GOAL: Provide an exact transcription of all the records.

Collected data:
## START

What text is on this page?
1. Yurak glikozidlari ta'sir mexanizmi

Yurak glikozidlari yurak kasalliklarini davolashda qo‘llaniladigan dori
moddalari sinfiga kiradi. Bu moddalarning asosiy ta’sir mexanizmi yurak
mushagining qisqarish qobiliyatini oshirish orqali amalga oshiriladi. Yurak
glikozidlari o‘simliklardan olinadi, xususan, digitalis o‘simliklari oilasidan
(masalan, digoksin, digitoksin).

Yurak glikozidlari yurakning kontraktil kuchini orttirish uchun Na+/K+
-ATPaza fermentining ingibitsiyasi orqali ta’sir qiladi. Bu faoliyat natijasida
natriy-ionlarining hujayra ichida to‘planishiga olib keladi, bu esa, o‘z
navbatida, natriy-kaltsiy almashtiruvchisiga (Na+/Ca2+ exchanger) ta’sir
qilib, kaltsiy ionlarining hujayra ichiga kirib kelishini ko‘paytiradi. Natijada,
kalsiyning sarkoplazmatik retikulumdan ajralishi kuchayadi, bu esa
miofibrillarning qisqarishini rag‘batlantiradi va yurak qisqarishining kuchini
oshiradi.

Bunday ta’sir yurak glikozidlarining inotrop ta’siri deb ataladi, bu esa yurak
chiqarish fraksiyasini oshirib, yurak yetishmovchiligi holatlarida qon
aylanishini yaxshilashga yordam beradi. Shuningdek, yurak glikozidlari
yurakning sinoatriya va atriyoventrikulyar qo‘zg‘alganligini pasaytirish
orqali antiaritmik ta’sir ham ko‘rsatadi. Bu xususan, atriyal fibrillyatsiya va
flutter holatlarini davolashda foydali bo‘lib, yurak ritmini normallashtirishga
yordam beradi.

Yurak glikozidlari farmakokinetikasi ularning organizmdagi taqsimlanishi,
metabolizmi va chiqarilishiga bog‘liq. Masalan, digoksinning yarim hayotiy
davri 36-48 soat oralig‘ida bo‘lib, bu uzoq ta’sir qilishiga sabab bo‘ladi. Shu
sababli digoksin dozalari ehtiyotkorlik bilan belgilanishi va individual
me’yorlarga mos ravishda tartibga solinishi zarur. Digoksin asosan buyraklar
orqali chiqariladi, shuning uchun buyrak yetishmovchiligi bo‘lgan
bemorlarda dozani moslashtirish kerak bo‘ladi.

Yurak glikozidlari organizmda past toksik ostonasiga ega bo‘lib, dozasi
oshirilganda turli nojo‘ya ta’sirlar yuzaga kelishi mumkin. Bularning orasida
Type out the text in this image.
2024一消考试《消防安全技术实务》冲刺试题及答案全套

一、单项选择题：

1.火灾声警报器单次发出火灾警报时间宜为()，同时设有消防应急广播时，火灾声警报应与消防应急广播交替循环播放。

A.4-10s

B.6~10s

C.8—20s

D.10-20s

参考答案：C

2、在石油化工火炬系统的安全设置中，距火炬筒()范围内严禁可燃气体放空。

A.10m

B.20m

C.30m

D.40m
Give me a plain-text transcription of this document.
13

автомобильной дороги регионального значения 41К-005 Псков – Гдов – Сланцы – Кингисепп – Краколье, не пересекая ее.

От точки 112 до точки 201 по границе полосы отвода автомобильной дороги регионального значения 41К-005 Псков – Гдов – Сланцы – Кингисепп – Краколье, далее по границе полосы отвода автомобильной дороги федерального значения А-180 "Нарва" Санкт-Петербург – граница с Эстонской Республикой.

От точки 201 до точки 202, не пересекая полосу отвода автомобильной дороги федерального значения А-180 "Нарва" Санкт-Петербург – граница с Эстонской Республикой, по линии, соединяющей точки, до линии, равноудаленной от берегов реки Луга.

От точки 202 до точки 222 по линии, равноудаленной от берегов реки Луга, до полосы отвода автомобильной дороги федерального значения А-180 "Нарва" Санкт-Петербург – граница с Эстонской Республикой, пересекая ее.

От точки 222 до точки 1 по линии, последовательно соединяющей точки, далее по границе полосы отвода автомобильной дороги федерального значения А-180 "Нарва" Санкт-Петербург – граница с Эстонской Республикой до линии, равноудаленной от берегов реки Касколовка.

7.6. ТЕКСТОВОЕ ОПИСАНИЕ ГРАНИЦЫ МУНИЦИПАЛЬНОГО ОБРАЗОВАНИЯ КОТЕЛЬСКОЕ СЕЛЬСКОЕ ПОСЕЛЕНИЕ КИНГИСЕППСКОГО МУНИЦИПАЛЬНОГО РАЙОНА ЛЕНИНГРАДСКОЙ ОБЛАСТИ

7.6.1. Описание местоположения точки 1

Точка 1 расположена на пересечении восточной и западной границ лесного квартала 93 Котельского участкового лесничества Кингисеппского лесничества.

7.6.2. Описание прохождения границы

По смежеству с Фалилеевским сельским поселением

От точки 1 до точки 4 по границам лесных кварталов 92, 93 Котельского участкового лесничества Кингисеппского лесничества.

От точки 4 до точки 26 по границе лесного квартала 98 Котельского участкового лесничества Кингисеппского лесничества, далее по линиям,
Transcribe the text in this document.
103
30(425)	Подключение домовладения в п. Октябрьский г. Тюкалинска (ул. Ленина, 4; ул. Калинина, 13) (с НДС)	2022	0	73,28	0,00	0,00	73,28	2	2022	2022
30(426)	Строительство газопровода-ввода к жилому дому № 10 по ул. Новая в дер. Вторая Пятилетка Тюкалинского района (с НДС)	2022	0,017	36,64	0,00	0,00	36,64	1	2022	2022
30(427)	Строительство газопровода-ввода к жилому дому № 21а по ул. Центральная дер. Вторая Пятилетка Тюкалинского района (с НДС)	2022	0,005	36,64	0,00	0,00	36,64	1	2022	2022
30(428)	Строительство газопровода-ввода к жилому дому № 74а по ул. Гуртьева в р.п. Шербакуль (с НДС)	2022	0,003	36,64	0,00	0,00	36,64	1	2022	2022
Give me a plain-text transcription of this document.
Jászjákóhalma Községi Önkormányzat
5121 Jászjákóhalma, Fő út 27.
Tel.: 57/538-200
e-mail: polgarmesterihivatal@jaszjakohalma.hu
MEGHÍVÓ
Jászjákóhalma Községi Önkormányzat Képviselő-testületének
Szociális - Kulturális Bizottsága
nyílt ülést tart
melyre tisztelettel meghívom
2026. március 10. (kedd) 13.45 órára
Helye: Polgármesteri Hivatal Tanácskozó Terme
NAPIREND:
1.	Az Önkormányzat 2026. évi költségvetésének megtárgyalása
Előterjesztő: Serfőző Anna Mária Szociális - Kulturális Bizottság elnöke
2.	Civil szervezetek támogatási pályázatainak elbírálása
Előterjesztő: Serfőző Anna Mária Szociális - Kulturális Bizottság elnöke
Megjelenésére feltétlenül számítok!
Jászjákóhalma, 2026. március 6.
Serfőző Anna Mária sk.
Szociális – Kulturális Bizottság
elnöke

## END

ANSWER TO THE PROBLEM:
What text is on this page?
1. Yurak glikozidlari ta'sir mexanizmi

Yurak glikozidlari yurak kasalliklarini davolashda qo‘llaniladigan dori
moddalari sinfiga kiradi. Bu moddalarning asosiy ta’sir mexanizmi yurak
mushagining qisqarish qobiliyatini oshirish orqali amalga oshiriladi. Yurak
glikozidlari o‘simliklardan olinadi, xususan, digitalis o‘simliklari oilasidan
(masalan, digoksin, digitoksin).

Yurak glikozidlari yurakning kontraktil kuchini orttirish uchun Na+/K+
-ATPaza fermentining ingibitsiyasi orqali ta’sir qiladi. Bu faoliyat natijasida
natriy-ionlarining hujayra ichida to‘planishiga olib keladi, bu esa, o‘z
navbatida, natriy-kaltsiy almashtiruvchisiga (Na+/Ca2+ exchanger) ta’sir
qilib, kaltsiy ionlarining hujayra ichiga kirib kelishini ko‘paytiradi. Natijada,
kalsiyning sarkoplazmatik retikulumdan ajralishi kuchayadi, bu esa
miofibrillarning qisqarishini rag‘batlantiradi va yurak qisqarishining kuchini
oshiradi.

Bunday ta’sir yurak glikozidlarining inotrop ta’siri deb ataladi, bu esa yurak
chiqarish fraksiyasini oshirib, yurak yetishmovchiligi holatlarida qon
aylanishini yaxshilashga yordam beradi. Shuningdek, yurak glikozidlari
yurakning sinoatriya va atriyoventrikulyar qo‘zg‘alganligini pasaytirish
orqali antiaritmik ta’sir ham ko‘rsatadi. Bu xususan, atriyal fibrillyatsiya va
flutter holatlarini davolashda foydali bo‘lib, yurak ritmini normallashtirishga
yordam beradi.

Yurak glikozidlari farmakokinetikasi ularning organizmdagi taqsimlanishi,
metabolizmi va chiqarilishiga bog‘liq. Masalan, digoksinning yarim hayotiy
davri 36-48 soat oralig‘ida bo‘lib, bu uzoq ta’sir qilishiga sabab bo‘ladi. Shu
sababli digoksin dozalari ehtiyotkorlik bilan belgilanishi va individual
me’yorlarga mos ravishda tartibga solinishi zarur. Digoksin asosan buyraklar
orqali chiqariladi, shuning uchun buyrak yetishmovchiligi bo‘lgan
bemorlarda dozani moslashtirish kerak bo‘ladi.

Yurak glikozidlari organizmda past toksik ostonasiga ega bo‘lib, dozasi
oshirilganda turli nojo‘ya ta’sirlar yuzaga kelishi mumkin. Bularning orasida
Type out the text in this image.
2024一消考试《消防安全技术实务》冲刺试题及答案全套

一、单项选择题：

1.火灾声警报器单次发出火灾警报时间宜为()，同时设有消防应急广播时，火灾声警报应与消防应急广播交替循环播放。

A.4-10s

B.6~10s

C.8—20s

D.10-20s

参考答案：C

2、在石油化工火炬系统的安全设置中，距火炬筒()范围内严禁可燃气体放空。

A.10m

B.20m

C.30m

D.40m
Give me a plain-text transcription of this document.
13

автомобильной дороги регионального значения 41К-005 Псков – Гдов – Сланцы – Кингисепп – Краколье, не пересекая ее.

От точки 112 до точки 201 по границе полосы отвода автомобильной дороги регионального значения 41К-005 Псков – Гдов – Сланцы – Кингисепп – Краколье, далее по границе полосы отвода автомобильной дороги федерального значения А-180 "Нарва" Санкт-Петербург – граница с Эстонской Республикой.

От точки 201 до точки 202, не пересекая полосу отвода автомобильной дороги федерального значения А-180 "Нарва" Санкт-Петербург – граница с Эстонской Республикой, по линии, соединяющей точки, до линии, равноудаленной от берегов реки Луга.

От точки 202 до точки 222 по линии, равноудаленной от берегов реки Луга, до полосы отвода автомобильной дороги федерального значения А-180 "Нарва" Санкт-Петербург – граница с Эстонской Республикой, пересекая ее.

От точки 222 до точки 1 по линии, последовательно соединяющей точки, далее по границе полосы отвода автомобильной дороги федерального значения А-180 "Нарва" Санкт-Петербург – граница с Эстонской Республикой до линии, равноудаленной от берегов реки Касколовка.

7.6. ТЕКСТОВОЕ ОПИСАНИЕ ГРАНИЦЫ МУНИЦИПАЛЬНОГО ОБРАЗОВАНИЯ КОТЕЛЬСКОЕ СЕЛЬСКОЕ ПОСЕЛЕНИЕ КИНГИСЕППСКОГО МУНИЦИПАЛЬНОГО РАЙОНА ЛЕНИНГРАДСКОЙ ОБЛАСТИ

7.6.1. Описание местоположения точки 1

Точка 1 расположена на пересечении восточной и западной границ лесного квартала 93 Котельского участкового лесничества Кингисеппского лесничества.

7.6.2. Описание прохождения границы

По смежеству с Фалилеевским сельским поселением

От точки 1 до точки 4 по границам лесных кварталов 92, 93 Котельского участкового лесничества Кингисеппского лесничества.

От точки 4 до точки 26 по границе лесного квартала 98 Котельского участкового лесничества Кингисеппского лесничества, далее по линиям,
Transcribe the text in this document.
103
30(425)	Подключение домовладения в п. Октябрьский г. Тюкалинска (ул. Ленина, 4; ул. Калинина, 13) (с НДС)	2022	0	73,28	0,00	0,00	73,28	2	2022	2022
30(426)	Строительство газопровода-ввода к жилому дому № 10 по ул. Новая в дер. Вторая Пятилетка Тюкалинского района (с НДС)	2022	0,017	36,64	0,00	0,00	36,64	1	2022	2022
30(427)	Строительство газопровода-ввода к жилому дому № 21а по ул. Центральная дер. Вторая Пятилетка Тюкалинского района (с НДС)	2022	0,005	36,64	0,00	0,00	36,64	1	2022	2022
30(428)	Строительство газопровода-ввода к жилому дому № 74а по ул. Гуртьева в р.п. Шербакуль (с НДС)	2022	0,003	36,64	0,00	0,00	36,64	1	2022	2022
Give me a plain-text transcription of this document.
Jászjákóhalma Községi Önkormányzat
5121 Jászjákóhalma, Fő út 27.
Tel.: 57/538-200
e-mail: polgarmesterihivatal@jaszjakohalma.hu
MEGHÍVÓ
Jászjákóhalma Községi Önkormányzat Képviselő-testületének
Szociális - Kulturális Bizottsága
nyílt ülést tart
melyre tisztelettel meghívom
2026. március 10. (kedd) 13.45 órára
Helye: Polgármesteri Hivatal Tanácskozó Terme
NAPIREND:
1.	Az Önkormányzat 2026. évi költségvetésének megtárgyalása
Előterjesztő: Serfőző Anna Mária Szociális - Kulturális Bizottság elnöke
2.	Civil szervezetek támogatási pályázatainak elbírálása
Előterjesztő: Serfőző Anna Mária Szociális - Kulturális Bizottság elnöke
Megjelenésére feltétlenül számítok!
Jászjákóhalma, 2026. március 6.
Serfőző Anna Mária sk.
Szociális – Kulturális Bizottság
elnöke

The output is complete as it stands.